*Stored records*
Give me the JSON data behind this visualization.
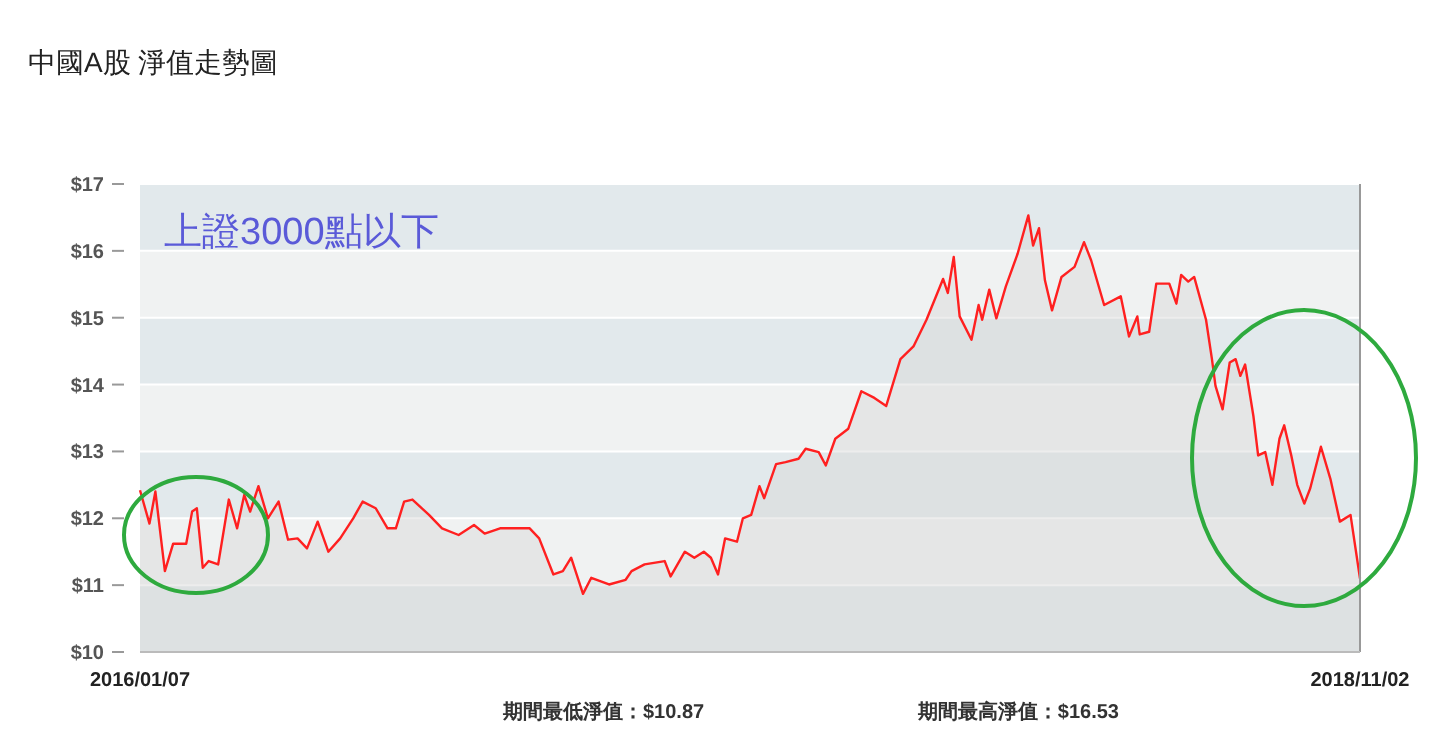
{
  "chart_data": {
    "type": "area",
    "title": "中國A股 淨值走勢圖",
    "annotations": [
      "上證3000點以下",
      "期間最低淨值：$10.87",
      "期間最高淨值：$16.53"
    ],
    "x": [
      "2016-01-07",
      "2016-01-15",
      "2016-01-20",
      "2016-01-28",
      "2016-02-04",
      "2016-02-15",
      "2016-02-20",
      "2016-02-24",
      "2016-02-29",
      "2016-03-05",
      "2016-03-13",
      "2016-03-22",
      "2016-03-29",
      "2016-04-04",
      "2016-04-09",
      "2016-04-16",
      "2016-04-24",
      "2016-05-03",
      "2016-05-11",
      "2016-05-19",
      "2016-05-27",
      "2016-06-05",
      "2016-06-14",
      "2016-06-24",
      "2016-07-05",
      "2016-07-13",
      "2016-07-24",
      "2016-08-03",
      "2016-08-10",
      "2016-08-17",
      "2016-08-24",
      "2016-09-07",
      "2016-09-18",
      "2016-10-02",
      "2016-10-15",
      "2016-10-24",
      "2016-11-06",
      "2016-12-01",
      "2016-12-09",
      "2016-12-21",
      "2016-12-29",
      "2017-01-05",
      "2017-01-15",
      "2017-01-22",
      "2017-02-06",
      "2017-02-20",
      "2017-02-25",
      "2017-03-08",
      "2017-03-25",
      "2017-03-30",
      "2017-04-11",
      "2017-04-19",
      "2017-04-27",
      "2017-05-03",
      "2017-05-09",
      "2017-05-15",
      "2017-05-25",
      "2017-05-30",
      "2017-06-06",
      "2017-06-13",
      "2017-06-17",
      "2017-06-27",
      "2017-07-05",
      "2017-07-16",
      "2017-07-22",
      "2017-08-02",
      "2017-08-08",
      "2017-08-16",
      "2017-08-27",
      "2017-09-07",
      "2017-09-18",
      "2017-09-28",
      "2017-10-10",
      "2017-10-21",
      "2017-11-01",
      "2017-11-15",
      "2017-11-19",
      "2017-11-24",
      "2017-11-29",
      "2017-12-09",
      "2017-12-15",
      "2017-12-18",
      "2017-12-24",
      "2017-12-30",
      "2018-01-07",
      "2018-01-17",
      "2018-01-26",
      "2018-01-30",
      "2018-02-04",
      "2018-02-09",
      "2018-02-15",
      "2018-02-23",
      "2018-03-06",
      "2018-03-14",
      "2018-03-20",
      "2018-03-31",
      "2018-04-14",
      "2018-04-21",
      "2018-04-28",
      "2018-04-30",
      "2018-05-08",
      "2018-05-14",
      "2018-05-25",
      "2018-05-31",
      "2018-06-04",
      "2018-06-10",
      "2018-06-15",
      "2018-06-25",
      "2018-06-30",
      "2018-07-03",
      "2018-07-09",
      "2018-07-15",
      "2018-07-20",
      "2018-07-24",
      "2018-07-28",
      "2018-08-04",
      "2018-08-08",
      "2018-08-14",
      "2018-08-20",
      "2018-08-26",
      "2018-08-30",
      "2018-09-05",
      "2018-09-10",
      "2018-09-16",
      "2018-09-21",
      "2018-09-30",
      "2018-10-08",
      "2018-10-16",
      "2018-10-25",
      "2018-11-02"
    ],
    "series": [
      {
        "color": "#ff2020",
        "values": [
          12.42,
          11.92,
          12.4,
          11.21,
          11.62,
          11.62,
          12.1,
          12.15,
          11.26,
          11.36,
          11.31,
          12.28,
          11.85,
          12.35,
          12.1,
          12.48,
          12.0,
          12.25,
          11.68,
          11.7,
          11.55,
          11.95,
          11.5,
          11.7,
          12.0,
          12.25,
          12.15,
          11.85,
          11.85,
          12.25,
          12.28,
          12.05,
          11.85,
          11.75,
          11.9,
          11.77,
          11.85,
          11.85,
          11.7,
          11.16,
          11.21,
          11.41,
          10.87,
          11.11,
          11.01,
          11.08,
          11.21,
          11.31,
          11.36,
          11.13,
          11.5,
          11.41,
          11.5,
          11.41,
          11.16,
          11.7,
          11.65,
          12.0,
          12.05,
          12.48,
          12.3,
          12.81,
          12.84,
          12.89,
          13.04,
          12.99,
          12.79,
          13.19,
          13.34,
          13.9,
          13.8,
          13.68,
          14.38,
          14.57,
          14.97,
          15.58,
          15.37,
          15.91,
          15.02,
          14.67,
          15.19,
          14.97,
          15.42,
          14.99,
          15.47,
          15.96,
          16.53,
          16.08,
          16.34,
          15.56,
          15.11,
          15.61,
          15.76,
          16.13,
          15.86,
          15.19,
          15.32,
          14.72,
          15.02,
          14.75,
          14.79,
          15.51,
          15.51,
          15.21,
          15.64,
          15.54,
          15.61,
          14.97,
          14.38,
          13.98,
          13.63,
          14.33,
          14.38,
          14.13,
          14.3,
          13.53,
          12.94,
          12.99,
          12.5,
          13.19,
          13.39,
          12.94,
          12.5,
          12.22,
          12.45,
          13.07,
          12.59,
          11.95,
          12.05,
          11.1
        ]
      }
    ],
    "xlim": [
      "2016-01-07",
      "2018-11-02"
    ],
    "xticks": [
      {
        "value": "2016-01-07",
        "label": "2016/01/07"
      },
      {
        "value": "2018-11-02",
        "label": "2018/11/02"
      }
    ],
    "ylim": [
      10,
      17
    ],
    "yticks": [
      {
        "value": 10,
        "label": "$10"
      },
      {
        "value": 11,
        "label": "$11"
      },
      {
        "value": 12,
        "label": "$12"
      },
      {
        "value": 13,
        "label": "$13"
      },
      {
        "value": 14,
        "label": "$14"
      },
      {
        "value": 15,
        "label": "$15"
      },
      {
        "value": 16,
        "label": "$16"
      },
      {
        "value": 17,
        "label": "$17"
      }
    ],
    "grid": "y",
    "line_style": "solid"
  }
}
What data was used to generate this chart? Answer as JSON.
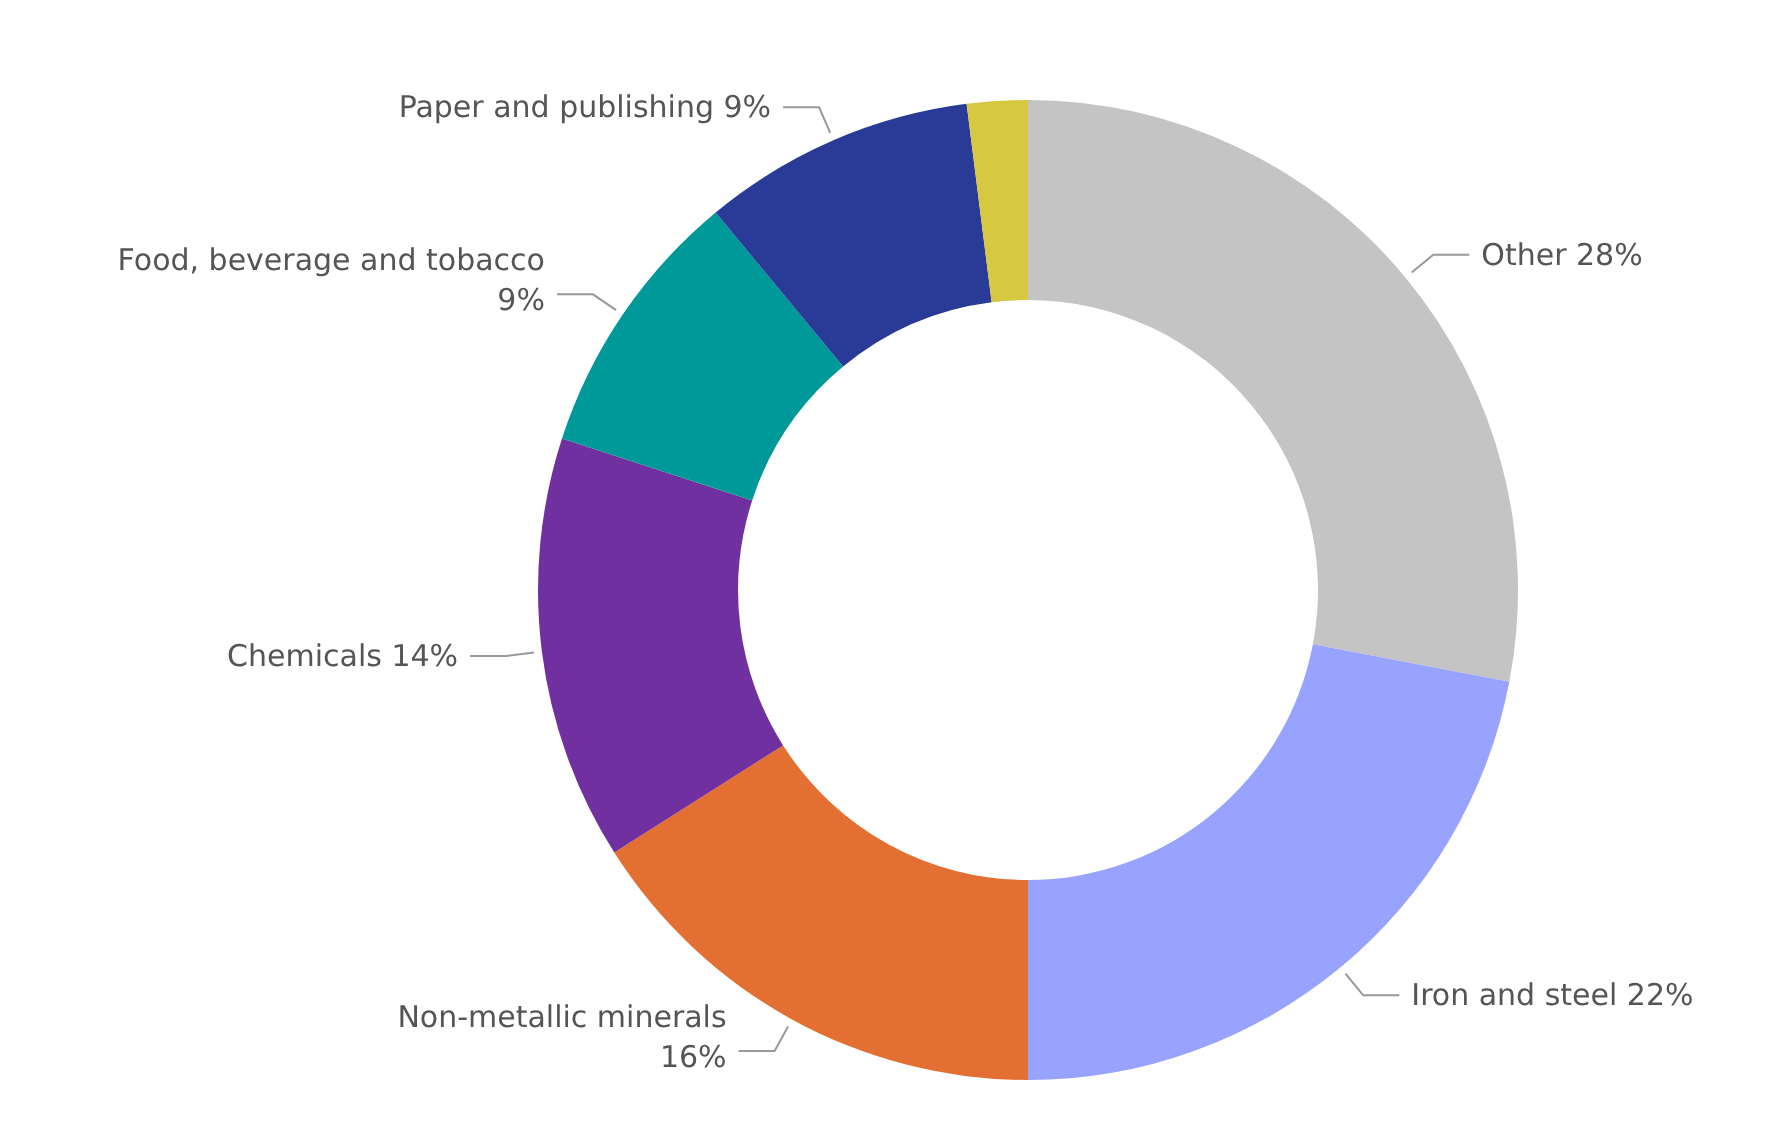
{
  "chart_data": {
    "type": "donut",
    "categories": [
      "Other",
      "Iron and steel",
      "Non-metallic minerals",
      "Chemicals",
      "Food, beverage and tobacco",
      "Paper and publishing",
      null
    ],
    "values": [
      28,
      22,
      16,
      14,
      9,
      9,
      2
    ],
    "value_labels": [
      "28%",
      "22%",
      "16%",
      "14%",
      "9%",
      "9%",
      null
    ],
    "colors": [
      "#c4c4c4",
      "#97a3fe",
      "#e37032",
      "#7030a0",
      "#009999",
      "#2a3a97",
      "#d6c840"
    ]
  }
}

*SET TASK*
Read through the entries and copy each line in which "this" appears.

*FINISHED ANSWER*
Give me the JSON data behind this visualization.
What data was used to generate this chart? Answer as JSON.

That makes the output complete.